## To be done
Scan the entries below. List each line with "color".

^^^^^^^^^^^^^^^^

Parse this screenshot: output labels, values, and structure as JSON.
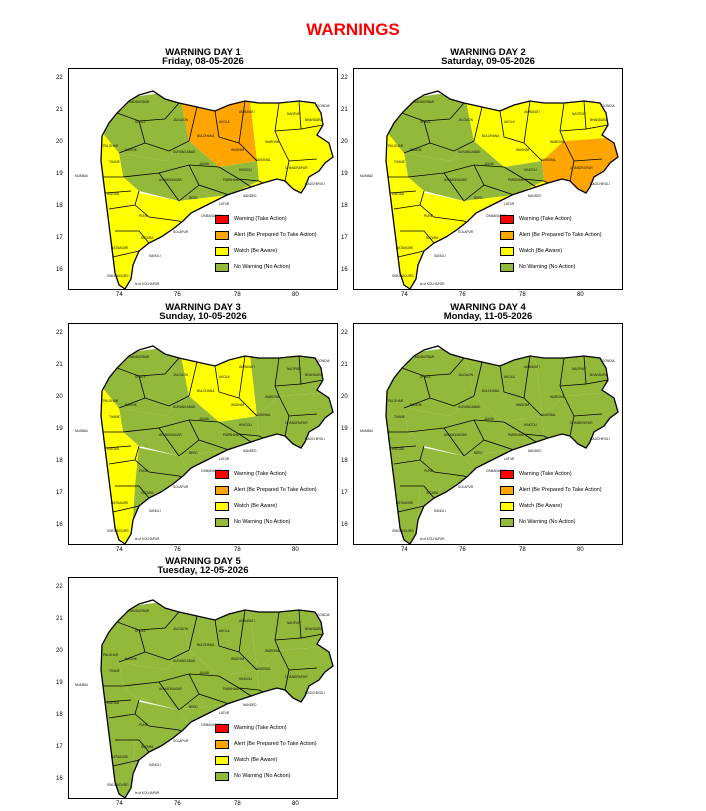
{
  "page": {
    "title": "WARNINGS"
  },
  "legend": [
    {
      "level": "warning",
      "label": "Warning (Take Action)",
      "color": "#ff0000"
    },
    {
      "level": "alert",
      "label": "Alert (Be Prepared To Take Action)",
      "color": "#ffa500"
    },
    {
      "level": "watch",
      "label": "Watch (Be Aware)",
      "color": "#ffff00"
    },
    {
      "level": "none",
      "label": "No Warning (No Action)",
      "color": "#93b93b"
    }
  ],
  "axes": {
    "x_ticks": [
      "74",
      "76",
      "78",
      "80"
    ],
    "y_ticks": [
      "22",
      "21",
      "20",
      "19",
      "18",
      "17",
      "16"
    ]
  },
  "map_labels": {
    "mumbai": "MUMBAI",
    "dhule": "DHULE",
    "jalgaon": "JALGAON",
    "nagpur": "NAGPUR",
    "pune": "PUNE",
    "satara": "SATARA",
    "kolhapur": "ts of KOLHAPUR"
  },
  "panels": [
    {
      "title": "WARNING DAY 1",
      "date": "Friday, 08-05-2026",
      "zones": {
        "west": "watch",
        "northwest": "none",
        "central": "none",
        "north": "alert",
        "northeast": "watch",
        "east": "watch",
        "southeast": "watch",
        "south": "watch"
      }
    },
    {
      "title": "WARNING DAY 2",
      "date": "Saturday, 09-05-2026",
      "zones": {
        "west": "watch",
        "northwest": "none",
        "central": "none",
        "north": "watch",
        "northeast": "watch",
        "east": "alert",
        "southeast": "watch",
        "south": "watch"
      }
    },
    {
      "title": "WARNING DAY 3",
      "date": "Sunday, 10-05-2026",
      "zones": {
        "west": "watch",
        "northwest": "none",
        "central": "none",
        "north": "watch",
        "northeast": "none",
        "east": "none",
        "southeast": "none",
        "south": "none"
      }
    },
    {
      "title": "WARNING DAY 4",
      "date": "Monday, 11-05-2026",
      "zones": {
        "west": "none",
        "northwest": "none",
        "central": "none",
        "north": "none",
        "northeast": "none",
        "east": "none",
        "southeast": "none",
        "south": "none"
      }
    },
    {
      "title": "WARNING DAY 5",
      "date": "Tuesday, 12-05-2026",
      "zones": {
        "west": "none",
        "northwest": "none",
        "central": "none",
        "north": "none",
        "northeast": "none",
        "east": "none",
        "southeast": "none",
        "south": "none"
      }
    }
  ]
}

^^^^^^^^^^^^^^^^

## Result for this task
      "color": "#ff0000"
      "color": "#ffa500"
      "color": "#ffff00"
      "color": "#93b93b"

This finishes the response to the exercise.